• _Work to complete_: Every line of the material below should be repeated exactly.

Data entries for graphics:
..........

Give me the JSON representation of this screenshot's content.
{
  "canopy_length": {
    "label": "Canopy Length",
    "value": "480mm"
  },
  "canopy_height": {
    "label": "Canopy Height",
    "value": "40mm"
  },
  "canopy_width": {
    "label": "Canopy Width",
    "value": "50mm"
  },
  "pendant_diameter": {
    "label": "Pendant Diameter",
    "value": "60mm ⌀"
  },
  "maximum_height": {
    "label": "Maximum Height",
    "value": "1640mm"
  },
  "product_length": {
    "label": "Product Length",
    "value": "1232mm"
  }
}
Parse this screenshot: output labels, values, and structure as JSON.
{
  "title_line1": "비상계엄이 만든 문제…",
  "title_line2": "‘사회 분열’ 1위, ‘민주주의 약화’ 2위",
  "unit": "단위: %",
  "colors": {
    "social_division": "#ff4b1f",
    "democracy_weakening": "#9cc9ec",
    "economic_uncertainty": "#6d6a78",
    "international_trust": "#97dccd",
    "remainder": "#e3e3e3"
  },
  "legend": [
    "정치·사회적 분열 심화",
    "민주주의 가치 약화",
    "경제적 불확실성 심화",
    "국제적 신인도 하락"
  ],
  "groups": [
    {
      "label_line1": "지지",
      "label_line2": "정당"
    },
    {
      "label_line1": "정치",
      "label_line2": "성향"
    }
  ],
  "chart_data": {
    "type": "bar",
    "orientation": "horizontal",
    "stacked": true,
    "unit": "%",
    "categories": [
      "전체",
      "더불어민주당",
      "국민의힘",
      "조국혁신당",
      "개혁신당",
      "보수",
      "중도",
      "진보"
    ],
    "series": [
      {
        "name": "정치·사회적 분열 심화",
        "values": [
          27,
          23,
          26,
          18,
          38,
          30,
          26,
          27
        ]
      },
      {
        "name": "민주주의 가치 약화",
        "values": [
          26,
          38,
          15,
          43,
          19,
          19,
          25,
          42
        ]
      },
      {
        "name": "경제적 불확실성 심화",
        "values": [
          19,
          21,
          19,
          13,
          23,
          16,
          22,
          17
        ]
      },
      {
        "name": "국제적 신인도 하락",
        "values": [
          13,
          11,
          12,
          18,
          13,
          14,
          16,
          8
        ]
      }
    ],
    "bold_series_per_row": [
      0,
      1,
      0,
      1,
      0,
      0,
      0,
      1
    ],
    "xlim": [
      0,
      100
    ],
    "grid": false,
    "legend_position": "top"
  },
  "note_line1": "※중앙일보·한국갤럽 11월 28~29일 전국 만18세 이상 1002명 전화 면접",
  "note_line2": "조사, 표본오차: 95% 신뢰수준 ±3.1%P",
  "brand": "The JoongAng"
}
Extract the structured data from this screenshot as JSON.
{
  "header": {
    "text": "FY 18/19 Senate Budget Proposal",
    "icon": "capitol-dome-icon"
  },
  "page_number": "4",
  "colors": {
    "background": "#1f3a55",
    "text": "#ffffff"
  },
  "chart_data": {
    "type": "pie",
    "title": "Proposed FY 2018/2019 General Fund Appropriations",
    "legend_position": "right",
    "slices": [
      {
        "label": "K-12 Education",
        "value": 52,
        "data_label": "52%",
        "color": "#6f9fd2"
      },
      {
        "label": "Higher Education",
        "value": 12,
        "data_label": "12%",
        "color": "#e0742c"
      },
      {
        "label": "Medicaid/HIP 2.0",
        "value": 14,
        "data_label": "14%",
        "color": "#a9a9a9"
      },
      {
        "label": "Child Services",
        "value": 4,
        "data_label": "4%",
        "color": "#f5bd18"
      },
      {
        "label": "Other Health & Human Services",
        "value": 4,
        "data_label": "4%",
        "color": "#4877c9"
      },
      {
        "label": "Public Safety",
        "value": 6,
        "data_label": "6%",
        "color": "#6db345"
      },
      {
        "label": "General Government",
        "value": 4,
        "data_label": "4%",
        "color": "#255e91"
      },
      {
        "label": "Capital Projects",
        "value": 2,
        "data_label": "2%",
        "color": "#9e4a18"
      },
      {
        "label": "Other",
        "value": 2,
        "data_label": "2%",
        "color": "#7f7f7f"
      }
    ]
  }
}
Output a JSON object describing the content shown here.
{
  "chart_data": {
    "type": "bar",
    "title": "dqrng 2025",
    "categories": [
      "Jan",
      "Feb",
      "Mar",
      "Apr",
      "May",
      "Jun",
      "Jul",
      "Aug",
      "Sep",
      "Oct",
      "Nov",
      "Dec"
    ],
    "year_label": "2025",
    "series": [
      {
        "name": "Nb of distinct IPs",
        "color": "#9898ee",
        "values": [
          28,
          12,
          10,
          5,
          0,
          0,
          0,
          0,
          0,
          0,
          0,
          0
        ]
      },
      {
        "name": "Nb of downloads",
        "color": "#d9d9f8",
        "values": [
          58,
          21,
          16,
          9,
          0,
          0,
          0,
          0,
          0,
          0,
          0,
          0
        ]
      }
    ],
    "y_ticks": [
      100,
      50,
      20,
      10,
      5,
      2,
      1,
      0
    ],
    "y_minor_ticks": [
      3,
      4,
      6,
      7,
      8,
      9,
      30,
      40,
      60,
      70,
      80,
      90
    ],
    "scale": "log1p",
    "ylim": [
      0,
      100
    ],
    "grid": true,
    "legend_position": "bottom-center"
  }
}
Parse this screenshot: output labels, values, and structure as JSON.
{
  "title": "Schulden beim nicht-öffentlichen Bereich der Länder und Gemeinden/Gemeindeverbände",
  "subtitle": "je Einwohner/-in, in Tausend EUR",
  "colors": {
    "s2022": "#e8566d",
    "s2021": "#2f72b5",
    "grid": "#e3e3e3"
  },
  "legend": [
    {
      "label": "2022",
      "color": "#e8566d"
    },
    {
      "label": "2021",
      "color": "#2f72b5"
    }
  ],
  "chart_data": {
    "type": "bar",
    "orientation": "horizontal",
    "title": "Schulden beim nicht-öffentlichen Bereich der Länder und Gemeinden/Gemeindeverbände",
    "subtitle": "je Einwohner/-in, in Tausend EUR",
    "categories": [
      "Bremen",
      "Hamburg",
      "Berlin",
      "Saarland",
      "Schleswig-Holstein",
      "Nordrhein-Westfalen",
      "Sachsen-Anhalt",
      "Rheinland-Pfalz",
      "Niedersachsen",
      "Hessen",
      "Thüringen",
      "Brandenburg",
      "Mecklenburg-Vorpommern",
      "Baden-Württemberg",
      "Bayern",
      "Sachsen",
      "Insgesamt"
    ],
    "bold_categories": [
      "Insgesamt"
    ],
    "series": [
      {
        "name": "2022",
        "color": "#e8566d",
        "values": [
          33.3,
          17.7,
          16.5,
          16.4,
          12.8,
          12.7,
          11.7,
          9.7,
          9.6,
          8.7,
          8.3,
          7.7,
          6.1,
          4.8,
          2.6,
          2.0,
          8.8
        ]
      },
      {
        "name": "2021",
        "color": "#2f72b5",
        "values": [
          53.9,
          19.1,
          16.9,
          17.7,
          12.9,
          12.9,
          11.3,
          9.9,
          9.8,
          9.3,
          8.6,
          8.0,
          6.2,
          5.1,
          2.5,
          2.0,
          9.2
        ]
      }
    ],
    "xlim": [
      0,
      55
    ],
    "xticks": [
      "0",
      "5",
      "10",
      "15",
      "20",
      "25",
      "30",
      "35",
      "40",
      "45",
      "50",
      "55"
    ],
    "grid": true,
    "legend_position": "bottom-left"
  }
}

..........

• _Response_:
Give me the JSON representation of this screenshot's content.
{
  "canopy_length": {
    "label": "Canopy Length",
    "value": "480mm"
  },
  "canopy_height": {
    "label": "Canopy Height",
    "value": "40mm"
  },
  "canopy_width": {
    "label": "Canopy Width",
    "value": "50mm"
  },
  "pendant_diameter": {
    "label": "Pendant Diameter",
    "value": "60mm ⌀"
  },
  "maximum_height": {
    "label": "Maximum Height",
    "value": "1640mm"
  },
  "product_length": {
    "label": "Product Length",
    "value": "1232mm"
  }
}
Parse this screenshot: output labels, values, and structure as JSON.
{
  "title_line1": "비상계엄이 만든 문제…",
  "title_line2": "‘사회 분열’ 1위, ‘민주주의 약화’ 2위",
  "unit": "단위: %",
  "colors": {
    "social_division": "#ff4b1f",
    "democracy_weakening": "#9cc9ec",
    "economic_uncertainty": "#6d6a78",
    "international_trust": "#97dccd",
    "remainder": "#e3e3e3"
  },
  "legend": [
    "정치·사회적 분열 심화",
    "민주주의 가치 약화",
    "경제적 불확실성 심화",
    "국제적 신인도 하락"
  ],
  "groups": [
    {
      "label_line1": "지지",
      "label_line2": "정당"
    },
    {
      "label_line1": "정치",
      "label_line2": "성향"
    }
  ],
  "chart_data": {
    "type": "bar",
    "orientation": "horizontal",
    "stacked": true,
    "unit": "%",
    "categories": [
      "전체",
      "더불어민주당",
      "국민의힘",
      "조국혁신당",
      "개혁신당",
      "보수",
      "중도",
      "진보"
    ],
    "series": [
      {
        "name": "정치·사회적 분열 심화",
        "values": [
          27,
          23,
          26,
          18,
          38,
          30,
          26,
          27
        ]
      },
      {
        "name": "민주주의 가치 약화",
        "values": [
          26,
          38,
          15,
          43,
          19,
          19,
          25,
          42
        ]
      },
      {
        "name": "경제적 불확실성 심화",
        "values": [
          19,
          21,
          19,
          13,
          23,
          16,
          22,
          17
        ]
      },
      {
        "name": "국제적 신인도 하락",
        "values": [
          13,
          11,
          12,
          18,
          13,
          14,
          16,
          8
        ]
      }
    ],
    "bold_series_per_row": [
      0,
      1,
      0,
      1,
      0,
      0,
      0,
      1
    ],
    "xlim": [
      0,
      100
    ],
    "grid": false,
    "legend_position": "top"
  },
  "note_line1": "※중앙일보·한국갤럽 11월 28~29일 전국 만18세 이상 1002명 전화 면접",
  "note_line2": "조사, 표본오차: 95% 신뢰수준 ±3.1%P",
  "brand": "The JoongAng"
}
Extract the structured data from this screenshot as JSON.
{
  "header": {
    "text": "FY 18/19 Senate Budget Proposal",
    "icon": "capitol-dome-icon"
  },
  "page_number": "4",
  "colors": {
    "background": "#1f3a55",
    "text": "#ffffff"
  },
  "chart_data": {
    "type": "pie",
    "title": "Proposed FY 2018/2019 General Fund Appropriations",
    "legend_position": "right",
    "slices": [
      {
        "label": "K-12 Education",
        "value": 52,
        "data_label": "52%",
        "color": "#6f9fd2"
      },
      {
        "label": "Higher Education",
        "value": 12,
        "data_label": "12%",
        "color": "#e0742c"
      },
      {
        "label": "Medicaid/HIP 2.0",
        "value": 14,
        "data_label": "14%",
        "color": "#a9a9a9"
      },
      {
        "label": "Child Services",
        "value": 4,
        "data_label": "4%",
        "color": "#f5bd18"
      },
      {
        "label": "Other Health & Human Services",
        "value": 4,
        "data_label": "4%",
        "color": "#4877c9"
      },
      {
        "label": "Public Safety",
        "value": 6,
        "data_label": "6%",
        "color": "#6db345"
      },
      {
        "label": "General Government",
        "value": 4,
        "data_label": "4%",
        "color": "#255e91"
      },
      {
        "label": "Capital Projects",
        "value": 2,
        "data_label": "2%",
        "color": "#9e4a18"
      },
      {
        "label": "Other",
        "value": 2,
        "data_label": "2%",
        "color": "#7f7f7f"
      }
    ]
  }
}
Output a JSON object describing the content shown here.
{
  "chart_data": {
    "type": "bar",
    "title": "dqrng 2025",
    "categories": [
      "Jan",
      "Feb",
      "Mar",
      "Apr",
      "May",
      "Jun",
      "Jul",
      "Aug",
      "Sep",
      "Oct",
      "Nov",
      "Dec"
    ],
    "year_label": "2025",
    "series": [
      {
        "name": "Nb of distinct IPs",
        "color": "#9898ee",
        "values": [
          28,
          12,
          10,
          5,
          0,
          0,
          0,
          0,
          0,
          0,
          0,
          0
        ]
      },
      {
        "name": "Nb of downloads",
        "color": "#d9d9f8",
        "values": [
          58,
          21,
          16,
          9,
          0,
          0,
          0,
          0,
          0,
          0,
          0,
          0
        ]
      }
    ],
    "y_ticks": [
      100,
      50,
      20,
      10,
      5,
      2,
      1,
      0
    ],
    "y_minor_ticks": [
      3,
      4,
      6,
      7,
      8,
      9,
      30,
      40,
      60,
      70,
      80,
      90
    ],
    "scale": "log1p",
    "ylim": [
      0,
      100
    ],
    "grid": true,
    "legend_position": "bottom-center"
  }
}
Parse this screenshot: output labels, values, and structure as JSON.
{
  "title": "Schulden beim nicht-öffentlichen Bereich der Länder und Gemeinden/Gemeindeverbände",
  "subtitle": "je Einwohner/-in, in Tausend EUR",
  "colors": {
    "s2022": "#e8566d",
    "s2021": "#2f72b5",
    "grid": "#e3e3e3"
  },
  "legend": [
    {
      "label": "2022",
      "color": "#e8566d"
    },
    {
      "label": "2021",
      "color": "#2f72b5"
    }
  ],
  "chart_data": {
    "type": "bar",
    "orientation": "horizontal",
    "title": "Schulden beim nicht-öffentlichen Bereich der Länder und Gemeinden/Gemeindeverbände",
    "subtitle": "je Einwohner/-in, in Tausend EUR",
    "categories": [
      "Bremen",
      "Hamburg",
      "Berlin",
      "Saarland",
      "Schleswig-Holstein",
      "Nordrhein-Westfalen",
      "Sachsen-Anhalt",
      "Rheinland-Pfalz",
      "Niedersachsen",
      "Hessen",
      "Thüringen",
      "Brandenburg",
      "Mecklenburg-Vorpommern",
      "Baden-Württemberg",
      "Bayern",
      "Sachsen",
      "Insgesamt"
    ],
    "bold_categories": [
      "Insgesamt"
    ],
    "series": [
      {
        "name": "2022",
        "color": "#e8566d",
        "values": [
          33.3,
          17.7,
          16.5,
          16.4,
          12.8,
          12.7,
          11.7,
          9.7,
          9.6,
          8.7,
          8.3,
          7.7,
          6.1,
          4.8,
          2.6,
          2.0,
          8.8
        ]
      },
      {
        "name": "2021",
        "color": "#2f72b5",
        "values": [
          53.9,
          19.1,
          16.9,
          17.7,
          12.9,
          12.9,
          11.3,
          9.9,
          9.8,
          9.3,
          8.6,
          8.0,
          6.2,
          5.1,
          2.5,
          2.0,
          9.2
        ]
      }
    ],
    "xlim": [
      0,
      55
    ],
    "xticks": [
      "0",
      "5",
      "10",
      "15",
      "20",
      "25",
      "30",
      "35",
      "40",
      "45",
      "50",
      "55"
    ],
    "grid": true,
    "legend_position": "bottom-left"
  }
}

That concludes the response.